• WHAT IS NEEDED: Copy each line holding the string "title".
GIVEN ENTRIES start
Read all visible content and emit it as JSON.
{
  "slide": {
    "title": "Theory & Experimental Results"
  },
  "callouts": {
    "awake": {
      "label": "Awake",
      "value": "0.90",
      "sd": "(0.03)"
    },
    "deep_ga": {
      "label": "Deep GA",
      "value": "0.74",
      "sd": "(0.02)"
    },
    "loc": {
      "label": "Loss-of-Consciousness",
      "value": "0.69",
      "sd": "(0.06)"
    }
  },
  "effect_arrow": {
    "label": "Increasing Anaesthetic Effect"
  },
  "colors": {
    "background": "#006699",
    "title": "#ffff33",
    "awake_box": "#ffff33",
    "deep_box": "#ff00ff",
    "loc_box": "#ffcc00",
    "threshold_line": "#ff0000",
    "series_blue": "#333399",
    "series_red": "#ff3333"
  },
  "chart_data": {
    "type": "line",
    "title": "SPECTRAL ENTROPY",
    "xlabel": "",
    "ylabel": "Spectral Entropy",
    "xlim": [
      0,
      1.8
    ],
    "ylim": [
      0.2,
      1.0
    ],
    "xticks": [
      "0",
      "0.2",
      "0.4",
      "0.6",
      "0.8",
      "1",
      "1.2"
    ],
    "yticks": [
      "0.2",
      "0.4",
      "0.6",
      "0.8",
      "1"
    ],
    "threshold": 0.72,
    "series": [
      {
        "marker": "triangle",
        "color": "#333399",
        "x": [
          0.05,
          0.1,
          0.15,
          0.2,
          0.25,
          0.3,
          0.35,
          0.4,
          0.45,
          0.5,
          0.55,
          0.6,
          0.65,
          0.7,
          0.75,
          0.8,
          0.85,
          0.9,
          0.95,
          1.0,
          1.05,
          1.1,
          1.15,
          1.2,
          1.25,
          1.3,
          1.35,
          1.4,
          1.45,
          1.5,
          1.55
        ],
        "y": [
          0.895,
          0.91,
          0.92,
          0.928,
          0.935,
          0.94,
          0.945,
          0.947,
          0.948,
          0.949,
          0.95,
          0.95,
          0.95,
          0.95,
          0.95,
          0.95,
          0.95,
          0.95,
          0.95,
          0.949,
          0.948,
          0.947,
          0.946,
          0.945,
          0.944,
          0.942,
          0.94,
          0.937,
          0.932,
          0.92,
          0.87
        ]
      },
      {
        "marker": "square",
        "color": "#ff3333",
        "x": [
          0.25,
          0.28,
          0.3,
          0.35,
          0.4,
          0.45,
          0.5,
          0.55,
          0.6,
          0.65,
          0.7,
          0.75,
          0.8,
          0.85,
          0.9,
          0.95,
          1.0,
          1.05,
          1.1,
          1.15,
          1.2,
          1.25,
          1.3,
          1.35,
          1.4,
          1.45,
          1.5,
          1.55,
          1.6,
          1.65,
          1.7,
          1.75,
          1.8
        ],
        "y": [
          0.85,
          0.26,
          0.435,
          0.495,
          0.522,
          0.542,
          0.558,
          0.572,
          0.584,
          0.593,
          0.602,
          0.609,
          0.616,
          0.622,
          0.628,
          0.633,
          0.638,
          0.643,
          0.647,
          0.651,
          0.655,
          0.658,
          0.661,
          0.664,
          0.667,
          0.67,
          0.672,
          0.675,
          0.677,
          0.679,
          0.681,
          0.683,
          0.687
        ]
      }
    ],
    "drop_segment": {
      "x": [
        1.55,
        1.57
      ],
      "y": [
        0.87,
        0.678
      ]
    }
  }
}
GIVEN ENTRIES end
• RESULT OF THE EXERCISE:
    "title": "Theory & Experimental Results"
    "title": "#ffff33",
    "title": "SPECTRAL ENTROPY",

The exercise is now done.